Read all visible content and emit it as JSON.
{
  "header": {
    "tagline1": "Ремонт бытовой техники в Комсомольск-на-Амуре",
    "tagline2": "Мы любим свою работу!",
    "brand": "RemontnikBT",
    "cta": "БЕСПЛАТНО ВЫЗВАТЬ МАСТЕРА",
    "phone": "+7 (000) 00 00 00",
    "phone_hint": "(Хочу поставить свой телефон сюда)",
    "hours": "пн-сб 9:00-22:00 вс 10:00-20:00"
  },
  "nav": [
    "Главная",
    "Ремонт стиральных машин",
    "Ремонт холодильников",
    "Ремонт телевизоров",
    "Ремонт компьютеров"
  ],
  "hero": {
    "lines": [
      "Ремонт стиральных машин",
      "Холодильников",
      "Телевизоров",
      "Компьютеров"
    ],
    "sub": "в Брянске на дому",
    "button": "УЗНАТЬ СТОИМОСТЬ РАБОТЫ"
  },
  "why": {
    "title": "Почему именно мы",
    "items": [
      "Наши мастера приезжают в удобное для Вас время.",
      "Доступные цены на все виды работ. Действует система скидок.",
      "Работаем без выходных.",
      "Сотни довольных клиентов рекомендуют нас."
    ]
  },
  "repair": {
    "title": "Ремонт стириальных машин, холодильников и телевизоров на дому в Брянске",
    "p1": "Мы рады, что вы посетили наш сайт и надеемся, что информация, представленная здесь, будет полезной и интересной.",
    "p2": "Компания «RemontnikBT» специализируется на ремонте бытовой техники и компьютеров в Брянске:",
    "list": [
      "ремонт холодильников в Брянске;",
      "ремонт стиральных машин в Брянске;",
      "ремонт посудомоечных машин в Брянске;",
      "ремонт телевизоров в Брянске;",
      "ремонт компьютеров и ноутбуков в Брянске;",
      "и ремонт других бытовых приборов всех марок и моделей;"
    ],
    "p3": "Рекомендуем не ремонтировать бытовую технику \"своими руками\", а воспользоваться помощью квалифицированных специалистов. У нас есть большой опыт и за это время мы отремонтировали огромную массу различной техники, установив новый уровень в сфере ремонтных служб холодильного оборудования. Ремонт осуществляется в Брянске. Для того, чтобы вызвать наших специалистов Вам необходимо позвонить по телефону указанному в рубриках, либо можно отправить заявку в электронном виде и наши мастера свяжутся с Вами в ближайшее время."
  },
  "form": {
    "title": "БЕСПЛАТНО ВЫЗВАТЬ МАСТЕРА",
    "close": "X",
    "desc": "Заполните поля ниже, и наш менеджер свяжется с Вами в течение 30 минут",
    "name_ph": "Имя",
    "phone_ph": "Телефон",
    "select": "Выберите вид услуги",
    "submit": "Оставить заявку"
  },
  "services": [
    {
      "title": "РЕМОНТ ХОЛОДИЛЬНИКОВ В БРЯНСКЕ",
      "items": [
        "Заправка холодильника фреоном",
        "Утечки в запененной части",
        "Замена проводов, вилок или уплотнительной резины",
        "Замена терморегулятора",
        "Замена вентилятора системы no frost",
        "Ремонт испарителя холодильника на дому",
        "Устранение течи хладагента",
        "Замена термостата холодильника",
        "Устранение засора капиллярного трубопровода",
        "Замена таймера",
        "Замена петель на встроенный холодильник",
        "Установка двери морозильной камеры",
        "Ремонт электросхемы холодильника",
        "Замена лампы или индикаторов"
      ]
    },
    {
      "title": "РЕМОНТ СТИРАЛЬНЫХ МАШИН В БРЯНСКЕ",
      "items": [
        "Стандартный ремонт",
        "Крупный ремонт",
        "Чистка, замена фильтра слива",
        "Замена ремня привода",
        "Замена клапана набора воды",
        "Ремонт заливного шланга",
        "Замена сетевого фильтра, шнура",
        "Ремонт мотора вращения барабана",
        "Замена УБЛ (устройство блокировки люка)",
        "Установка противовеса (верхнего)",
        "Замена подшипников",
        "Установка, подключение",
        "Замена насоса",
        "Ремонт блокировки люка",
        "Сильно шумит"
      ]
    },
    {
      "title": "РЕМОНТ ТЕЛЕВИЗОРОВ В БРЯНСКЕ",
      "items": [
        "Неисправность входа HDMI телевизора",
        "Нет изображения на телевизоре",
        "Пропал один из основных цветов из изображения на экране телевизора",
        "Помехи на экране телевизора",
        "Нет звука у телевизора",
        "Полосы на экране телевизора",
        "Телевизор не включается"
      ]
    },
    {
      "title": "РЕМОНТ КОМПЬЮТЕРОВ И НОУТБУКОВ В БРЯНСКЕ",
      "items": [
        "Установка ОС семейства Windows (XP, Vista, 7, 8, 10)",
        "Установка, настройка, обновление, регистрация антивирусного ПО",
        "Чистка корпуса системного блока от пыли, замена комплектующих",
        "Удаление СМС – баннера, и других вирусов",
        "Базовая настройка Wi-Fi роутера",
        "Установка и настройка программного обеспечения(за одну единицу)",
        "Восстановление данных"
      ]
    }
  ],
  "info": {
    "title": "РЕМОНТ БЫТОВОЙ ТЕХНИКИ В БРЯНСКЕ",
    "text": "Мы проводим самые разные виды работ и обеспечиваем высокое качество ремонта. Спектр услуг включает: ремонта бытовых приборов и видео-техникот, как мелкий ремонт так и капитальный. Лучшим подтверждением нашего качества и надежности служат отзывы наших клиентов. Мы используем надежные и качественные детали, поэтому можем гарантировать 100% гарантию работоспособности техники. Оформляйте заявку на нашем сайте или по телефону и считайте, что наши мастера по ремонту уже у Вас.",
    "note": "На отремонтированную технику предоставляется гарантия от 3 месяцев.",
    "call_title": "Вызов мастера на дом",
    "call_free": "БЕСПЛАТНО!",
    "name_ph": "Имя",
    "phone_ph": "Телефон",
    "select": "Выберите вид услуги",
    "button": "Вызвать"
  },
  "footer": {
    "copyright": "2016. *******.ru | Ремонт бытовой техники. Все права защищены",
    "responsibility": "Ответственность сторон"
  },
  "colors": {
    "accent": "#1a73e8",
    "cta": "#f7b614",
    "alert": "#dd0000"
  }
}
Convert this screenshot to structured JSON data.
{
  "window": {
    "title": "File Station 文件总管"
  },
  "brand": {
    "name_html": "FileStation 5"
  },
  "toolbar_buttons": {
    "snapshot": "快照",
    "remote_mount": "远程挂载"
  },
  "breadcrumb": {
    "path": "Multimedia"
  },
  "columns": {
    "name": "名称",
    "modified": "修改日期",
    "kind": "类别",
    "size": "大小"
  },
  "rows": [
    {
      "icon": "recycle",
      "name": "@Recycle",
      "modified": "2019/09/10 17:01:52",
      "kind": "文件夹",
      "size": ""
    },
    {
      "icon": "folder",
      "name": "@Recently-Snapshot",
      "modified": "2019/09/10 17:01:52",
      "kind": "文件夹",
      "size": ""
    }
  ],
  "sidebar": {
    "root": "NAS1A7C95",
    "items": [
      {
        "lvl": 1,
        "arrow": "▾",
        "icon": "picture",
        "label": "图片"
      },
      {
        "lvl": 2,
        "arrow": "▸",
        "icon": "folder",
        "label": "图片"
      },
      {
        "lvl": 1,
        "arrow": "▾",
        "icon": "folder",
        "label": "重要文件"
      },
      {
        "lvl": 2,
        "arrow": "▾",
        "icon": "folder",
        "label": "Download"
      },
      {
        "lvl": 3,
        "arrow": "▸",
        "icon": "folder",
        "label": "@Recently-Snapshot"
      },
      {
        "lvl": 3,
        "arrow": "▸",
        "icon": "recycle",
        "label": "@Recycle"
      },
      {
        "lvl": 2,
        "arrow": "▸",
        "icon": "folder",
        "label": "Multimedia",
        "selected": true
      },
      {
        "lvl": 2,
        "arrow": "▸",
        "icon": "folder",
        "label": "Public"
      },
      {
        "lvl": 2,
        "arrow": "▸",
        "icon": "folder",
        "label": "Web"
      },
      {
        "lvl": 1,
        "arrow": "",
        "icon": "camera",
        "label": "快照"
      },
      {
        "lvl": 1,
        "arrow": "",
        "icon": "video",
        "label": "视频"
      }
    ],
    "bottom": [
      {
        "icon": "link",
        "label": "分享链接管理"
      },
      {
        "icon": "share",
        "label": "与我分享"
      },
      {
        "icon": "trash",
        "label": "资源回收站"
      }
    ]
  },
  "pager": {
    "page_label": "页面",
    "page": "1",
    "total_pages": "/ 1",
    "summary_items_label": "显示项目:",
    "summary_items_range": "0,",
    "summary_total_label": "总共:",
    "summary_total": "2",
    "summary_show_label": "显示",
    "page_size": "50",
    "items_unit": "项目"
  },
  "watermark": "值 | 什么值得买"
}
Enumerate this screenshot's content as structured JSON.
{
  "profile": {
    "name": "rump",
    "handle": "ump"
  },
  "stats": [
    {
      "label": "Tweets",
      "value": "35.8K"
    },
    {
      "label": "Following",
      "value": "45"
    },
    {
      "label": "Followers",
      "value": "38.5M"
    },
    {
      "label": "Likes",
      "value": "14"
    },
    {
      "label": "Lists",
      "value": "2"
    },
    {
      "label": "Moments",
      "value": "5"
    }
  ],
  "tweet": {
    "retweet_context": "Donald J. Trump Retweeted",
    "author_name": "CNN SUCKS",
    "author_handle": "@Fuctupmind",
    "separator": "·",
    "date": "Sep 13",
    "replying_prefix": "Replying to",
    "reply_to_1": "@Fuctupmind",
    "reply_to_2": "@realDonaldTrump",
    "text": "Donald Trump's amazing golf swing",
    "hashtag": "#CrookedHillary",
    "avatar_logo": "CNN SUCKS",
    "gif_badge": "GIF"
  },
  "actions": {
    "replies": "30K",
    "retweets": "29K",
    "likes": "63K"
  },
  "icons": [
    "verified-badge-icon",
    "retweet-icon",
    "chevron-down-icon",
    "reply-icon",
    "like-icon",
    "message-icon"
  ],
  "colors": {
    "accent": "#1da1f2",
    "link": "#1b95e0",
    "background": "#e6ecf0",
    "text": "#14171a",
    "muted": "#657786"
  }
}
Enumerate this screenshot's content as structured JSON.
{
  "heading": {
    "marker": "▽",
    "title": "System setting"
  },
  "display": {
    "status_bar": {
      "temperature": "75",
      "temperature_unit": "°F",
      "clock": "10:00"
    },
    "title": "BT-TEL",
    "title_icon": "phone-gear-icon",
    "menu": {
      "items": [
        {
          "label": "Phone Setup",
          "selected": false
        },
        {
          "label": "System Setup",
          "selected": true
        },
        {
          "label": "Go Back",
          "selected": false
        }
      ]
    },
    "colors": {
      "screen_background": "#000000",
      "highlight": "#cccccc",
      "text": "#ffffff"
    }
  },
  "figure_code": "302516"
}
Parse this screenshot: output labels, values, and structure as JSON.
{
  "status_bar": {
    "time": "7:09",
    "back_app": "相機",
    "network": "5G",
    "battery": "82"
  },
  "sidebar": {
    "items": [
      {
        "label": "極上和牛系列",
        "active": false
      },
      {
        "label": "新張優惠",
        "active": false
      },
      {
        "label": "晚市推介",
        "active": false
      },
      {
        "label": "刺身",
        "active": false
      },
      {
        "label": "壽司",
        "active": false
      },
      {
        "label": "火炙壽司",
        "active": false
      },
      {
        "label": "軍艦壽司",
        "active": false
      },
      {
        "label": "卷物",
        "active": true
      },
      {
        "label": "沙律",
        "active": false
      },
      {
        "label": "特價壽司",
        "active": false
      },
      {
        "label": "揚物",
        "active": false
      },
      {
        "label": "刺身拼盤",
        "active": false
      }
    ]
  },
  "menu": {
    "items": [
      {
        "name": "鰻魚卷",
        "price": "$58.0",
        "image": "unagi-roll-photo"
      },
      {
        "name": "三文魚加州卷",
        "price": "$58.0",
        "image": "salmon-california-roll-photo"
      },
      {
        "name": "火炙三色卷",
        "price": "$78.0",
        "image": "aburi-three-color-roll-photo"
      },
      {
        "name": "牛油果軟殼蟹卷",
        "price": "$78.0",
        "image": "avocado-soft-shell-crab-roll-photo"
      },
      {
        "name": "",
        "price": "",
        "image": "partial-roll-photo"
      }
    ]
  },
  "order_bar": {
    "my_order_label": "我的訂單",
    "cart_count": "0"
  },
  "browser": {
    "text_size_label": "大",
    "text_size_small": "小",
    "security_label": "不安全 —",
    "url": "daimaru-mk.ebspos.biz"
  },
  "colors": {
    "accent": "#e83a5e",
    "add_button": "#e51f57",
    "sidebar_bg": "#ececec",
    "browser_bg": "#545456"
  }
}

Written task: Exactly and only the lines from the line containing "Parse this screenshot: output" through the last line of the entries should be copied, both ends included.

Output of the task:
Parse this screenshot: output labels, values, and structure as JSON.
{
  "status_bar": {
    "time": "7:09",
    "back_app": "相機",
    "network": "5G",
    "battery": "82"
  },
  "sidebar": {
    "items": [
      {
        "label": "極上和牛系列",
        "active": false
      },
      {
        "label": "新張優惠",
        "active": false
      },
      {
        "label": "晚市推介",
        "active": false
      },
      {
        "label": "刺身",
        "active": false
      },
      {
        "label": "壽司",
        "active": false
      },
      {
        "label": "火炙壽司",
        "active": false
      },
      {
        "label": "軍艦壽司",
        "active": false
      },
      {
        "label": "卷物",
        "active": true
      },
      {
        "label": "沙律",
        "active": false
      },
      {
        "label": "特價壽司",
        "active": false
      },
      {
        "label": "揚物",
        "active": false
      },
      {
        "label": "刺身拼盤",
        "active": false
      }
    ]
  },
  "menu": {
    "items": [
      {
        "name": "鰻魚卷",
        "price": "$58.0",
        "image": "unagi-roll-photo"
      },
      {
        "name": "三文魚加州卷",
        "price": "$58.0",
        "image": "salmon-california-roll-photo"
      },
      {
        "name": "火炙三色卷",
        "price": "$78.0",
        "image": "aburi-three-color-roll-photo"
      },
      {
        "name": "牛油果軟殼蟹卷",
        "price": "$78.0",
        "image": "avocado-soft-shell-crab-roll-photo"
      },
      {
        "name": "",
        "price": "",
        "image": "partial-roll-photo"
      }
    ]
  },
  "order_bar": {
    "my_order_label": "我的訂單",
    "cart_count": "0"
  },
  "browser": {
    "text_size_label": "大",
    "text_size_small": "小",
    "security_label": "不安全 —",
    "url": "daimaru-mk.ebspos.biz"
  },
  "colors": {
    "accent": "#e83a5e",
    "add_button": "#e51f57",
    "sidebar_bg": "#ececec",
    "browser_bg": "#545456"
  }
}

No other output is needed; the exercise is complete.